## Material for the task
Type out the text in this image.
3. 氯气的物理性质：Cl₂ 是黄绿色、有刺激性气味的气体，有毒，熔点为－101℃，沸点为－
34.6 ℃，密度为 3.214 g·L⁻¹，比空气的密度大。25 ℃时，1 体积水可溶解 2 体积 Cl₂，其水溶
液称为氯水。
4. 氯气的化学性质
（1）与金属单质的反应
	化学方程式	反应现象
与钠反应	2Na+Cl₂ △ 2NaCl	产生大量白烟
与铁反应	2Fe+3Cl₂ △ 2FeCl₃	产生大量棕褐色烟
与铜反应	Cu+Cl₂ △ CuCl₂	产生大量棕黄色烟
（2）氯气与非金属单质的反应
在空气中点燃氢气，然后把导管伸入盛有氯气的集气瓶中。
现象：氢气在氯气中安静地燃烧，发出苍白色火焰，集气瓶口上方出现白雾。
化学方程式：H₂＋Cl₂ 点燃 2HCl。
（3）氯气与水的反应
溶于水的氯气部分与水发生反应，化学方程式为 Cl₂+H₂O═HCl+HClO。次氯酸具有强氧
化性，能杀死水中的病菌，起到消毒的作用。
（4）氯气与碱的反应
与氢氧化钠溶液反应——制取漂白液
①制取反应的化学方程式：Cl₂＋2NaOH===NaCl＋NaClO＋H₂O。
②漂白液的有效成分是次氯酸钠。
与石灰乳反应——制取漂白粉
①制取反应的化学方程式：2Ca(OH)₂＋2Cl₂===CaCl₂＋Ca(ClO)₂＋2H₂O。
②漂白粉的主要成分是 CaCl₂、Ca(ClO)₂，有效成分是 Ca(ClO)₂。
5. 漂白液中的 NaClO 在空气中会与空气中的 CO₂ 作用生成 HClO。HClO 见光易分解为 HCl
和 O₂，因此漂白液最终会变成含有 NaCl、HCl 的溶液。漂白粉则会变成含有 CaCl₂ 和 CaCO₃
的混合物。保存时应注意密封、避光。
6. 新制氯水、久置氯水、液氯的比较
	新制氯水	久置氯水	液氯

## Problem details
Write out every record verbatim.

## Exercise result
Type out the text in this image.
3. 氯气的物理性质：Cl₂ 是黄绿色、有刺激性气味的气体，有毒，熔点为－101℃，沸点为－
34.6 ℃，密度为 3.214 g·L⁻¹，比空气的密度大。25 ℃时，1 体积水可溶解 2 体积 Cl₂，其水溶
液称为氯水。
4. 氯气的化学性质
（1）与金属单质的反应
	化学方程式	反应现象
与钠反应	2Na+Cl₂ △ 2NaCl	产生大量白烟
与铁反应	2Fe+3Cl₂ △ 2FeCl₃	产生大量棕褐色烟
与铜反应	Cu+Cl₂ △ CuCl₂	产生大量棕黄色烟
（2）氯气与非金属单质的反应
在空气中点燃氢气，然后把导管伸入盛有氯气的集气瓶中。
现象：氢气在氯气中安静地燃烧，发出苍白色火焰，集气瓶口上方出现白雾。
化学方程式：H₂＋Cl₂ 点燃 2HCl。
（3）氯气与水的反应
溶于水的氯气部分与水发生反应，化学方程式为 Cl₂+H₂O═HCl+HClO。次氯酸具有强氧
化性，能杀死水中的病菌，起到消毒的作用。
（4）氯气与碱的反应
与氢氧化钠溶液反应——制取漂白液
①制取反应的化学方程式：Cl₂＋2NaOH===NaCl＋NaClO＋H₂O。
②漂白液的有效成分是次氯酸钠。
与石灰乳反应——制取漂白粉
①制取反应的化学方程式：2Ca(OH)₂＋2Cl₂===CaCl₂＋Ca(ClO)₂＋2H₂O。
②漂白粉的主要成分是 CaCl₂、Ca(ClO)₂，有效成分是 Ca(ClO)₂。
5. 漂白液中的 NaClO 在空气中会与空气中的 CO₂ 作用生成 HClO。HClO 见光易分解为 HCl
和 O₂，因此漂白液最终会变成含有 NaCl、HCl 的溶液。漂白粉则会变成含有 CaCl₂ 和 CaCO₃
的混合物。保存时应注意密封、避光。
6. 新制氯水、久置氯水、液氯的比较
	新制氯水	久置氯水	液氯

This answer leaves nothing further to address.